■ The task ■
Present the items from the beginning through the line containing "- gradient-background: [30, 30, 770, 770]", inclusive, as a Markdown table with a "No." column for the row number and a "Text" column for the line, omitting any blank lines.

— START OF Materials provided —

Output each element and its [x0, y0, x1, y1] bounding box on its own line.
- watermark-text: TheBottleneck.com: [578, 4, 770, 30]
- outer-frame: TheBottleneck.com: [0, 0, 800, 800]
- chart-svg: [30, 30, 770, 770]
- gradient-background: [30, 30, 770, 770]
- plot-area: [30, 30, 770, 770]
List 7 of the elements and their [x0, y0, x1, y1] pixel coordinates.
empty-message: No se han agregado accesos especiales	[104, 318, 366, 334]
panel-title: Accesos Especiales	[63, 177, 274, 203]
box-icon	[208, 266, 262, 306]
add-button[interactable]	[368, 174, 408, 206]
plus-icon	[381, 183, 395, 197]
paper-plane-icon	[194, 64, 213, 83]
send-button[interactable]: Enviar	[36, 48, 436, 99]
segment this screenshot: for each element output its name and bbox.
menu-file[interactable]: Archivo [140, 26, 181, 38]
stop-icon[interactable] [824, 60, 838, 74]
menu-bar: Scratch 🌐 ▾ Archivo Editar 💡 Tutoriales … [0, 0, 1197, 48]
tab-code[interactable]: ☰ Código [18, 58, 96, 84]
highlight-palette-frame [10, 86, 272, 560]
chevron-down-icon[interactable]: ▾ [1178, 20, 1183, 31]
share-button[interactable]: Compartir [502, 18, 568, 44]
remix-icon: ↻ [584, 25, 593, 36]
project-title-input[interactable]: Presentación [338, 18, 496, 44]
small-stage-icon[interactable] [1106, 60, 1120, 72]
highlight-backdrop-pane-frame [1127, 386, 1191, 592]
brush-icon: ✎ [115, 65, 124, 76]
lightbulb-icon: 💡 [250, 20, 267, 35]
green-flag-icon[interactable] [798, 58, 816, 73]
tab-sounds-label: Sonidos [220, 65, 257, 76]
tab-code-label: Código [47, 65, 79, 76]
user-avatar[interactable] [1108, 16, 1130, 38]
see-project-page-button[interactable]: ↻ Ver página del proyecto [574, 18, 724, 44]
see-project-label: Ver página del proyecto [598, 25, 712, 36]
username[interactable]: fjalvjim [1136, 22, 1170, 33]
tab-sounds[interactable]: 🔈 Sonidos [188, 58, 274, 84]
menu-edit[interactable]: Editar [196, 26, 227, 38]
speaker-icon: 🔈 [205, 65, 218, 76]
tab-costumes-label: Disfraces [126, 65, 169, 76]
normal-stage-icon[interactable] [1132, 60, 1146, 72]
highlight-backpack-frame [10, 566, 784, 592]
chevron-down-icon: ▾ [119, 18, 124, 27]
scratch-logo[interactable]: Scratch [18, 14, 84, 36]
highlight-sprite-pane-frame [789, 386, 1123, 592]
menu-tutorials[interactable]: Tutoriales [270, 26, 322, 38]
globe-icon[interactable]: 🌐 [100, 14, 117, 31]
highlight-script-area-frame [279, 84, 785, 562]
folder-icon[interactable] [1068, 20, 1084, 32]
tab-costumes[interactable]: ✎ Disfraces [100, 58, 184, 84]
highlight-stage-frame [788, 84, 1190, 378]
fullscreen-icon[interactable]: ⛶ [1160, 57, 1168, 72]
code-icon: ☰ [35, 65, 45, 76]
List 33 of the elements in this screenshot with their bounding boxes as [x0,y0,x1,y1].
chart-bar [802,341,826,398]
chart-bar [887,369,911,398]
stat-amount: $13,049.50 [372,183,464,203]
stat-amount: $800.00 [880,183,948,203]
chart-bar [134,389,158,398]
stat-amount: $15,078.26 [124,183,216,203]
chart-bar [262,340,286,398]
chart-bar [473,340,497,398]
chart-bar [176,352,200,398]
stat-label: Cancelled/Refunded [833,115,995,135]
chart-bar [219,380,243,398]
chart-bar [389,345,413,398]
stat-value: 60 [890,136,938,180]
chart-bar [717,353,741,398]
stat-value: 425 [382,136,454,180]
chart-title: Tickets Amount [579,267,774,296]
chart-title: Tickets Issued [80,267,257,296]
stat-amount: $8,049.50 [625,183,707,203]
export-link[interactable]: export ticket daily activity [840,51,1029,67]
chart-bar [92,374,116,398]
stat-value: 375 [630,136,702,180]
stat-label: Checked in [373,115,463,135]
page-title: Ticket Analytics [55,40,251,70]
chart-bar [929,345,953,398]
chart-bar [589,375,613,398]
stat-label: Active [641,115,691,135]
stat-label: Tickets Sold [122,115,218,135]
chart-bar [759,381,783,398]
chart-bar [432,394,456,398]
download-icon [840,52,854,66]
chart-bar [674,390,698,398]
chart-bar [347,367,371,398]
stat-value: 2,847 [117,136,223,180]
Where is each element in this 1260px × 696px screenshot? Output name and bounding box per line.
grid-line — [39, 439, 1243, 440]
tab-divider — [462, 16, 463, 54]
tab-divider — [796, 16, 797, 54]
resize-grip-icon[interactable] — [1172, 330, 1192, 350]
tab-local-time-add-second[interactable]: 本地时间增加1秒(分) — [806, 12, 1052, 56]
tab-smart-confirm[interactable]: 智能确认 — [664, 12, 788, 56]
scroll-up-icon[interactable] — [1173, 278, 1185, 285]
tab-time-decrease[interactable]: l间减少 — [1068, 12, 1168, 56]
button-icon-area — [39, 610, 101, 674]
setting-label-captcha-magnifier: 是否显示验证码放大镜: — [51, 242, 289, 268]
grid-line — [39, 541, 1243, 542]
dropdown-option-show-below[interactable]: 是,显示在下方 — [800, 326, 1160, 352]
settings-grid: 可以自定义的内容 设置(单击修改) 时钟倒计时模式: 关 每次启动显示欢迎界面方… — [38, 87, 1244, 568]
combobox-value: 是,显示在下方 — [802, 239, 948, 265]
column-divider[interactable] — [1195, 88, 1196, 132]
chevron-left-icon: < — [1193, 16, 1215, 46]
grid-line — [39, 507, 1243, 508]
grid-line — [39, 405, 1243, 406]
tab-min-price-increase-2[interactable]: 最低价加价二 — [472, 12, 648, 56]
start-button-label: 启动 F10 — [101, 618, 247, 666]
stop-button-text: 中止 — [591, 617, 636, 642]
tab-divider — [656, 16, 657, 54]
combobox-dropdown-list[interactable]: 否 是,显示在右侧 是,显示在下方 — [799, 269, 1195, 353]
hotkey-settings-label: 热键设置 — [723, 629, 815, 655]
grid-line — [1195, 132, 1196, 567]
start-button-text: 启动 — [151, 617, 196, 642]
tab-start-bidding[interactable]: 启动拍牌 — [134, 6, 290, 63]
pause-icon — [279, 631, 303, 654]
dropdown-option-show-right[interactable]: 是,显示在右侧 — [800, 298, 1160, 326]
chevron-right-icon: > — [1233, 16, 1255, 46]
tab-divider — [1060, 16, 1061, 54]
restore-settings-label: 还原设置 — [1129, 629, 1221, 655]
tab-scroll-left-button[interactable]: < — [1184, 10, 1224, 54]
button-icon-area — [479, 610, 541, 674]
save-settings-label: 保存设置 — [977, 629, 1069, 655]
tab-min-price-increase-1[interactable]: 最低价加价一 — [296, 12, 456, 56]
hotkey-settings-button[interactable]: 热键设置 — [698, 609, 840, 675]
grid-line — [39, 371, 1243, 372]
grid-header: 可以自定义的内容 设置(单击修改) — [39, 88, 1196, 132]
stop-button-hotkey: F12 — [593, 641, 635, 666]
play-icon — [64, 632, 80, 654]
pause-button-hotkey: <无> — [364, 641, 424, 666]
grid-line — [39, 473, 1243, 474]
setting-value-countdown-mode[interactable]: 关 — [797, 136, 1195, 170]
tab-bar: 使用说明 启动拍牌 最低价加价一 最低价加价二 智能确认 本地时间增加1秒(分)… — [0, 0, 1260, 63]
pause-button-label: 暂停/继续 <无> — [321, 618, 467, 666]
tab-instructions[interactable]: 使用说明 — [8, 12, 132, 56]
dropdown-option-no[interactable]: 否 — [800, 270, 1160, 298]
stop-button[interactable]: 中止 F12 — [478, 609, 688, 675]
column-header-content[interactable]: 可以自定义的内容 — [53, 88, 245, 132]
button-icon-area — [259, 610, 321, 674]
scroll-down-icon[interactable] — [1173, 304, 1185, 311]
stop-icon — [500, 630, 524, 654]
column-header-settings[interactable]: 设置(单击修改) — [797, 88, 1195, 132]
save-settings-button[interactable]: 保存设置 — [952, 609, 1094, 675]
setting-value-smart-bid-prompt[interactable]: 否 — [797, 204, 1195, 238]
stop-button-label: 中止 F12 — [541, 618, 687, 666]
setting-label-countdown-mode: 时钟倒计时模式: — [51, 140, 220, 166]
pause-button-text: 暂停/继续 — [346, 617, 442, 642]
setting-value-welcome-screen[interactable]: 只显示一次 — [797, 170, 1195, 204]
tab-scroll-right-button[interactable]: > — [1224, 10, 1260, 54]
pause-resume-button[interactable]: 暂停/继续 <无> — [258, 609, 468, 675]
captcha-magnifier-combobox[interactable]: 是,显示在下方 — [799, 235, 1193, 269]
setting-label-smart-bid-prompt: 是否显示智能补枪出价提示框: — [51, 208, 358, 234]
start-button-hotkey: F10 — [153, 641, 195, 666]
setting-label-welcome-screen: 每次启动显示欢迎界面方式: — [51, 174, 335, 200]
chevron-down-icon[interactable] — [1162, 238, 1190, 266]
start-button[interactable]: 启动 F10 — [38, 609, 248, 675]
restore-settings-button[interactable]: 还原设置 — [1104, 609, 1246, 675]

— END OF Materials provided —

■ Reply to the task ■
| No. | Text |
|---|---|
| 1 | Output each element and its [x0, y0, x1, y1] bounding box on its own line. |
| 2 | - watermark-text: TheBottleneck.com: [578, 4, 770, 30] |
| 3 | - outer-frame: TheBottleneck.com: [0, 0, 800, 800] |
| 4 | - chart-svg: [30, 30, 770, 770] |
| 5 | - gradient-background: [30, 30, 770, 770] |